====== SUPPLIED ENTRIES ======
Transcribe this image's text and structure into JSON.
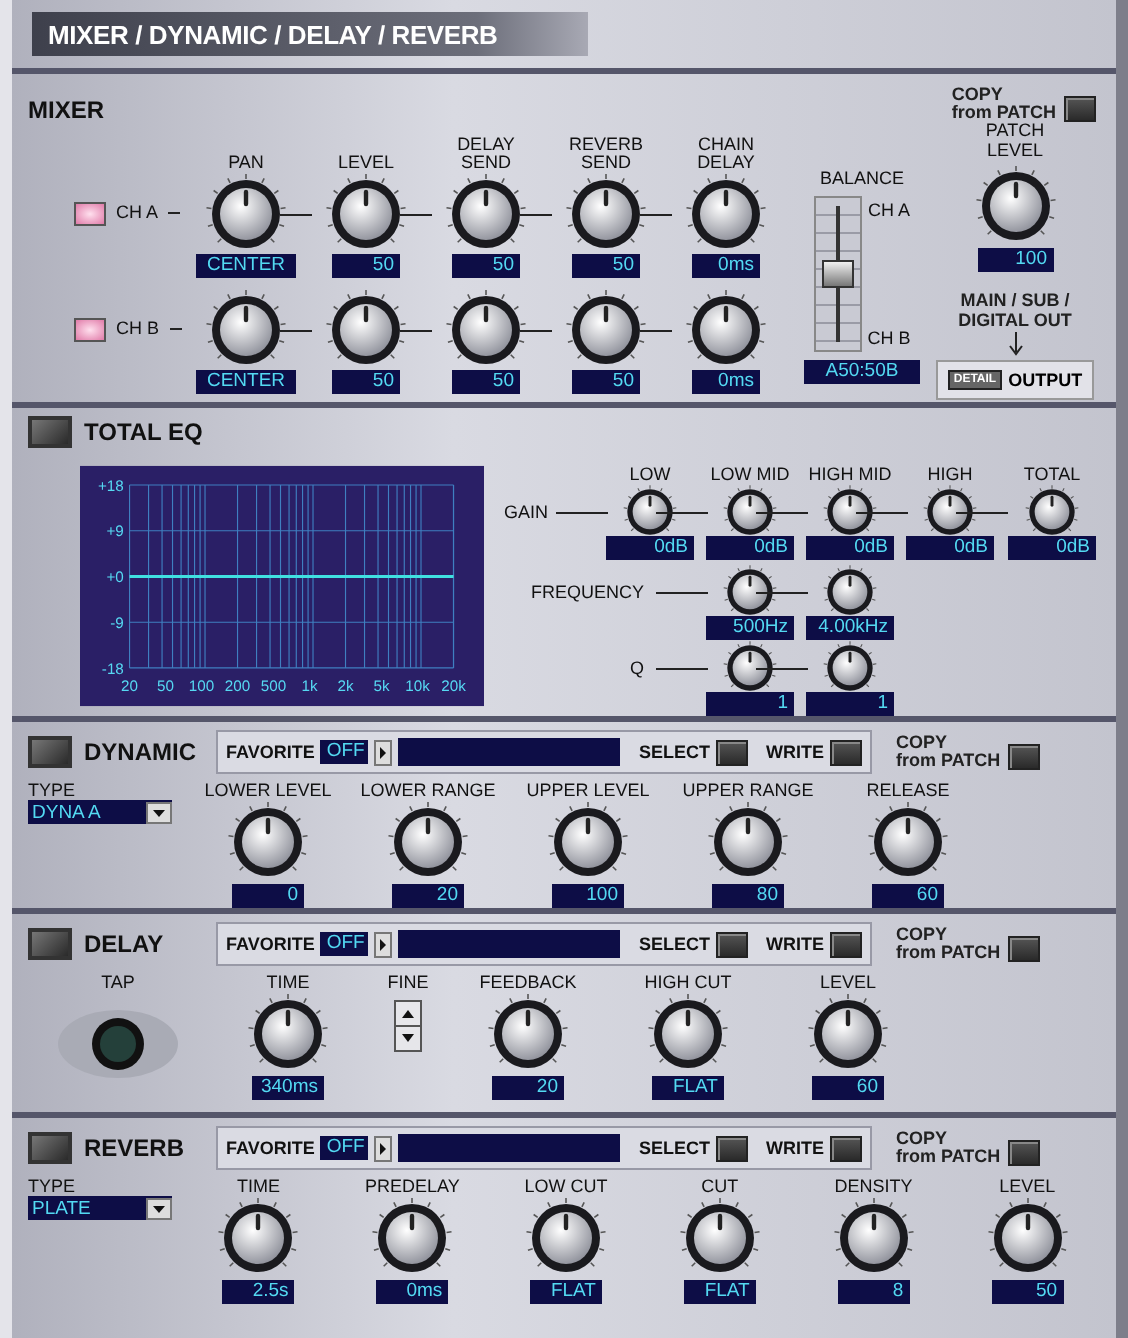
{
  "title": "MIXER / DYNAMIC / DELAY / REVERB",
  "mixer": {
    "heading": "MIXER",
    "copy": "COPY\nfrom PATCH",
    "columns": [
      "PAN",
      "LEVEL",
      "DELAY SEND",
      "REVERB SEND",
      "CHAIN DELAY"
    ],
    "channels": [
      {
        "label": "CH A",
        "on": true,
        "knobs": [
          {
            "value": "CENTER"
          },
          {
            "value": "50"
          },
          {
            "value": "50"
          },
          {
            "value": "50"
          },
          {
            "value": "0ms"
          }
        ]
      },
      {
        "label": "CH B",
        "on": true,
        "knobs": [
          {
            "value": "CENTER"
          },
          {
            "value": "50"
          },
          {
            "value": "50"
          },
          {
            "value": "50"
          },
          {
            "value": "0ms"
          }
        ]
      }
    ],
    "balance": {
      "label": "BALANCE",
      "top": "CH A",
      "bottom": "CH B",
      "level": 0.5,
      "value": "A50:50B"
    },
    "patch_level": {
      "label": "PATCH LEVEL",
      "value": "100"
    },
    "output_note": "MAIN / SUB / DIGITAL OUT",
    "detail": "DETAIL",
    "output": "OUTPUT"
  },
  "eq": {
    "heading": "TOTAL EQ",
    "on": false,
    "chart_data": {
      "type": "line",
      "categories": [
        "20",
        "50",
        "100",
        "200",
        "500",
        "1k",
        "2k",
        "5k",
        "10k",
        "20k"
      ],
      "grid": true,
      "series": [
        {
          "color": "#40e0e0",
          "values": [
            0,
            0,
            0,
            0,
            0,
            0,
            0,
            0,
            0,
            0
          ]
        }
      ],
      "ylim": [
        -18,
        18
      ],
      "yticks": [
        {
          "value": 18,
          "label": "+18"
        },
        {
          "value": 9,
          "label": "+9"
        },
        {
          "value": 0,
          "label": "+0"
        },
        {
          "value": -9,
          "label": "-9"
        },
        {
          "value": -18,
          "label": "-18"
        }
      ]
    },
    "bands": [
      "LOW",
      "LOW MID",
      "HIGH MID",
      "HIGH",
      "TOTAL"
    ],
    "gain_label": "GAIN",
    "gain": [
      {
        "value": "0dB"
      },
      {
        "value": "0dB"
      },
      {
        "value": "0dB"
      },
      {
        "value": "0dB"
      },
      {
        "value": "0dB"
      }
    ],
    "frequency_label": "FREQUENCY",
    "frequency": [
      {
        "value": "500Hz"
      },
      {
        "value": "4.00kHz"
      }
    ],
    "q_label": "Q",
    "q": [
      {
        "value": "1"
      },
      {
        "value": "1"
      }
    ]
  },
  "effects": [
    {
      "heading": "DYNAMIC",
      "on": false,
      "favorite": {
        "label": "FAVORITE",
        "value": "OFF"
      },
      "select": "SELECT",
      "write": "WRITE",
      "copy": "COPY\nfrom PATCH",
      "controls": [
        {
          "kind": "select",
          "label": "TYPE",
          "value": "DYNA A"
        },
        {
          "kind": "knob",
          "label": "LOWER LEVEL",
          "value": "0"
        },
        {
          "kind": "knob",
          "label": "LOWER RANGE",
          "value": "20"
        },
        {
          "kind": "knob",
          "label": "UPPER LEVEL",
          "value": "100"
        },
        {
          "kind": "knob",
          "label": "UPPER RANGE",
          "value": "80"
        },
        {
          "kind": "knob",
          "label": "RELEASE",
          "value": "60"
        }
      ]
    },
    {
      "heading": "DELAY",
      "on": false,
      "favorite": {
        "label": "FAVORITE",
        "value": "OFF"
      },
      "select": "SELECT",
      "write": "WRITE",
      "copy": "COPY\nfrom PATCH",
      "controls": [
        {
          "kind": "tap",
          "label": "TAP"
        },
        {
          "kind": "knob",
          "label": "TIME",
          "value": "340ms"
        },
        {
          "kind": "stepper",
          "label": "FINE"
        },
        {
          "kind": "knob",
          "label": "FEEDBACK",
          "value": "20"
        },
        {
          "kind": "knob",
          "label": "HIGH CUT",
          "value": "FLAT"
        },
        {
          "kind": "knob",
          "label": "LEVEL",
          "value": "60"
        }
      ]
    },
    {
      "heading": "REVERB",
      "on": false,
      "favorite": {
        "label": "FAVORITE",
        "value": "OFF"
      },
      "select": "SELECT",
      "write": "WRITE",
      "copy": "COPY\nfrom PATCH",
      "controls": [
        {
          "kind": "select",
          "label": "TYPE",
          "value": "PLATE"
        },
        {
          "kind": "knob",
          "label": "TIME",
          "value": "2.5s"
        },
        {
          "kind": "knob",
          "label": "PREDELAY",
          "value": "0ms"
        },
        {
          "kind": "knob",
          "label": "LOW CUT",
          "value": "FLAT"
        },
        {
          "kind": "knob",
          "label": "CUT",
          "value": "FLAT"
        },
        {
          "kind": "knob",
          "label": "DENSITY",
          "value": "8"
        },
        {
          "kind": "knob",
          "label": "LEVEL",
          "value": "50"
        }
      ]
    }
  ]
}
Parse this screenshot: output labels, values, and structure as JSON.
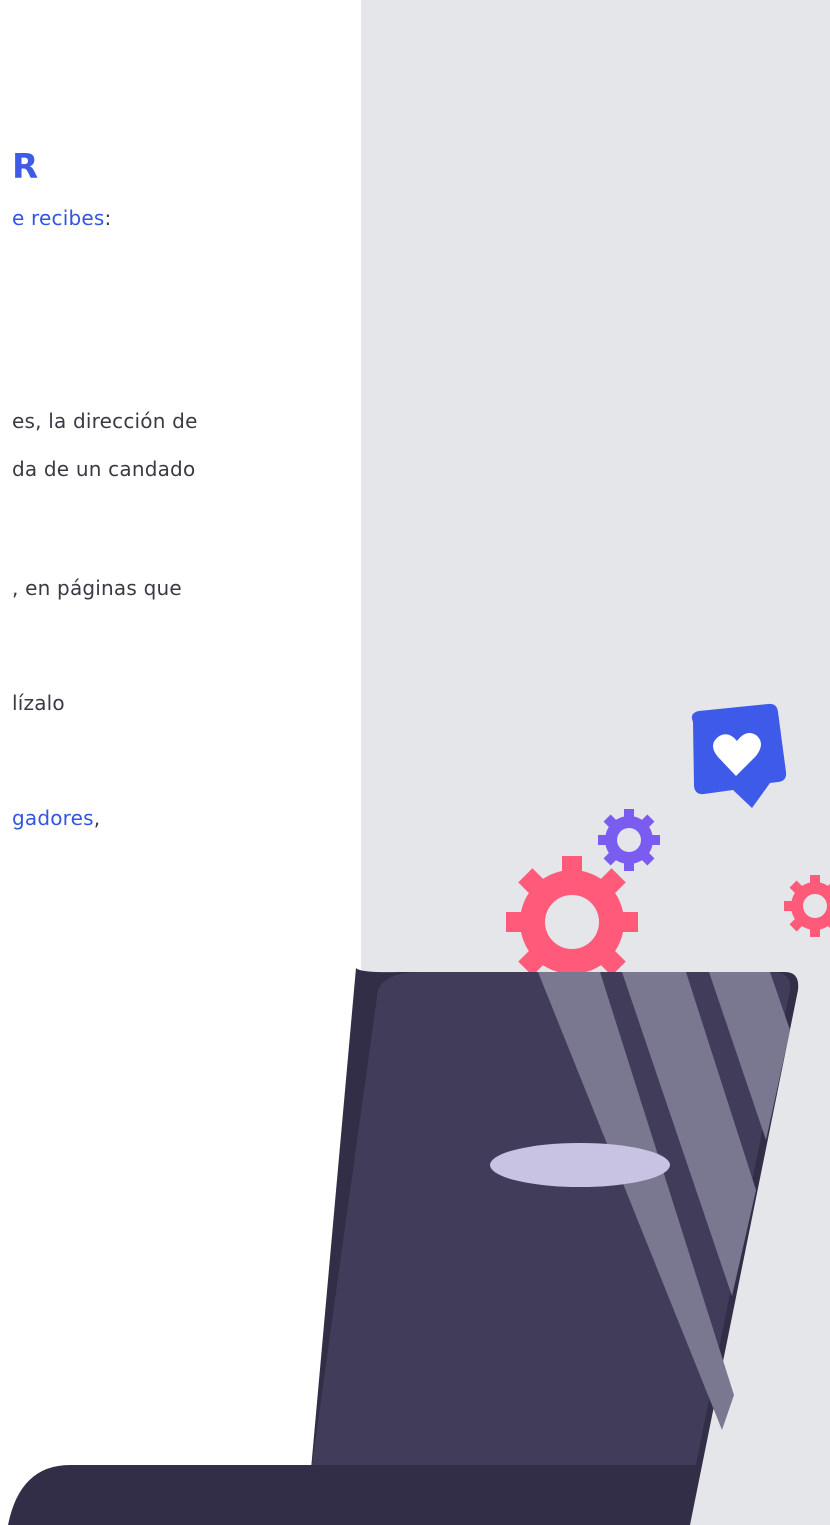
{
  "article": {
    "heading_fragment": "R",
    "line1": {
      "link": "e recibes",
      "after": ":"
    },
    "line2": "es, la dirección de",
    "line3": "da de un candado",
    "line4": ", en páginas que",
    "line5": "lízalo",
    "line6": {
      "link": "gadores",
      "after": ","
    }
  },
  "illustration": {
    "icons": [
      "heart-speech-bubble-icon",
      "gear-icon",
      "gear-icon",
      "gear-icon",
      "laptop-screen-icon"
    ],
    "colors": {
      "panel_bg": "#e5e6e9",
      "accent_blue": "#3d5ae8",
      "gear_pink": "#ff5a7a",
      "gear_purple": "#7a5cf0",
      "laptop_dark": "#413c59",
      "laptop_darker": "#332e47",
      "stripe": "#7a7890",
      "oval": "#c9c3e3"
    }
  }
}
======
TASK PROMPT
Pictures are to be left out; all else in the entries above is to be quoted exactly.

TASK ANSWER
Transcribe this image's text and structure into JSON.
{
  "title": "MIXER / DYNAMIC / DELAY / REVERB",
  "mixer": {
    "heading": "MIXER",
    "copy": "COPY\nfrom PATCH",
    "columns": [
      "PAN",
      "LEVEL",
      "DELAY SEND",
      "REVERB SEND",
      "CHAIN DELAY"
    ],
    "channels": [
      {
        "label": "CH A",
        "on": true,
        "knobs": [
          {
            "value": "CENTER"
          },
          {
            "value": "50"
          },
          {
            "value": "50"
          },
          {
            "value": "50"
          },
          {
            "value": "0ms"
          }
        ]
      },
      {
        "label": "CH B",
        "on": true,
        "knobs": [
          {
            "value": "CENTER"
          },
          {
            "value": "50"
          },
          {
            "value": "50"
          },
          {
            "value": "50"
          },
          {
            "value": "0ms"
          }
        ]
      }
    ],
    "balance": {
      "label": "BALANCE",
      "top": "CH A",
      "bottom": "CH B",
      "level": 0.5,
      "value": "A50:50B"
    },
    "patch_level": {
      "label": "PATCH LEVEL",
      "value": "100"
    },
    "output_note": "MAIN / SUB / DIGITAL OUT",
    "detail": "DETAIL",
    "output": "OUTPUT"
  },
  "eq": {
    "heading": "TOTAL EQ",
    "on": false,
    "chart_data": {
      "type": "line",
      "categories": [
        "20",
        "50",
        "100",
        "200",
        "500",
        "1k",
        "2k",
        "5k",
        "10k",
        "20k"
      ],
      "grid": true,
      "series": [
        {
          "color": "#40e0e0",
          "values": [
            0,
            0,
            0,
            0,
            0,
            0,
            0,
            0,
            0,
            0
          ]
        }
      ],
      "ylim": [
        -18,
        18
      ],
      "yticks": [
        {
          "value": 18,
          "label": "+18"
        },
        {
          "value": 9,
          "label": "+9"
        },
        {
          "value": 0,
          "label": "+0"
        },
        {
          "value": -9,
          "label": "-9"
        },
        {
          "value": -18,
          "label": "-18"
        }
      ]
    },
    "bands": [
      "LOW",
      "LOW MID",
      "HIGH MID",
      "HIGH",
      "TOTAL"
    ],
    "gain_label": "GAIN",
    "gain": [
      {
        "value": "0dB"
      },
      {
        "value": "0dB"
      },
      {
        "value": "0dB"
      },
      {
        "value": "0dB"
      },
      {
        "value": "0dB"
      }
    ],
    "frequency_label": "FREQUENCY",
    "frequency": [
      {
        "value": "500Hz"
      },
      {
        "value": "4.00kHz"
      }
    ],
    "q_label": "Q",
    "q": [
      {
        "value": "1"
      },
      {
        "value": "1"
      }
    ]
  },
  "effects": [
    {
      "heading": "DYNAMIC",
      "on": false,
      "favorite": {
        "label": "FAVORITE",
        "value": "OFF"
      },
      "select": "SELECT",
      "write": "WRITE",
      "copy": "COPY\nfrom PATCH",
      "controls": [
        {
          "kind": "select",
          "label": "TYPE",
          "value": "DYNA A"
        },
        {
          "kind": "knob",
          "label": "LOWER LEVEL",
          "value": "0"
        },
        {
          "kind": "knob",
          "label": "LOWER RANGE",
          "value": "20"
        },
        {
          "kind": "knob",
          "label": "UPPER LEVEL",
          "value": "100"
        },
        {
          "kind": "knob",
          "label": "UPPER RANGE",
          "value": "80"
        },
        {
          "kind": "knob",
          "label": "RELEASE",
          "value": "60"
        }
      ]
    },
    {
      "heading": "DELAY",
      "on": false,
      "favorite": {
        "label": "FAVORITE",
        "value": "OFF"
      },
      "select": "SELECT",
      "write": "WRITE",
      "copy": "COPY\nfrom PATCH",
      "controls": [
        {
          "kind": "tap",
          "label": "TAP"
        },
        {
          "kind": "knob",
          "label": "TIME",
          "value": "340ms"
        },
        {
          "kind": "stepper",
          "label": "FINE"
        },
        {
          "kind": "knob",
          "label": "FEEDBACK",
          "value": "20"
        },
        {
          "kind": "knob",
          "label": "HIGH CUT",
          "value": "FLAT"
        },
        {
          "kind": "knob",
          "label": "LEVEL",
          "value": "60"
        }
      ]
    },
    {
      "heading": "REVERB",
      "on": false,
      "favorite": {
        "label": "FAVORITE",
        "value": "OFF"
      },
      "select": "SELECT",
      "write": "WRITE",
      "copy": "COPY\nfrom PATCH",
      "controls": [
        {
          "kind": "select",
          "label": "TYPE",
          "value": "PLATE"
        },
        {
          "kind": "knob",
          "label": "TIME",
          "value": "2.5s"
        },
        {
          "kind": "knob",
          "label": "PREDELAY",
          "value": "0ms"
        },
        {
          "kind": "knob",
          "label": "LOW CUT",
          "value": "FLAT"
        },
        {
          "kind": "knob",
          "label": "CUT",
          "value": "FLAT"
        },
        {
          "kind": "knob",
          "label": "DENSITY",
          "value": "8"
        },
        {
          "kind": "knob",
          "label": "LEVEL",
          "value": "50"
        }
      ]
    }
  ]
}
Parse this screenshot: output labels, values, and structure as JSON.
{
  "article": {
    "heading_fragment": "R",
    "line1": {
      "link": "e recibes",
      "after": ":"
    },
    "line2": "es, la dirección de",
    "line3": "da de un candado",
    "line4": ", en páginas que",
    "line5": "lízalo",
    "line6": {
      "link": "gadores",
      "after": ","
    }
  },
  "illustration": {
    "icons": [
      "heart-speech-bubble-icon",
      "gear-icon",
      "gear-icon",
      "gear-icon",
      "laptop-screen-icon"
    ],
    "colors": {
      "panel_bg": "#e5e6e9",
      "accent_blue": "#3d5ae8",
      "gear_pink": "#ff5a7a",
      "gear_purple": "#7a5cf0",
      "laptop_dark": "#413c59",
      "laptop_darker": "#332e47",
      "stripe": "#7a7890",
      "oval": "#c9c3e3"
    }
  }
}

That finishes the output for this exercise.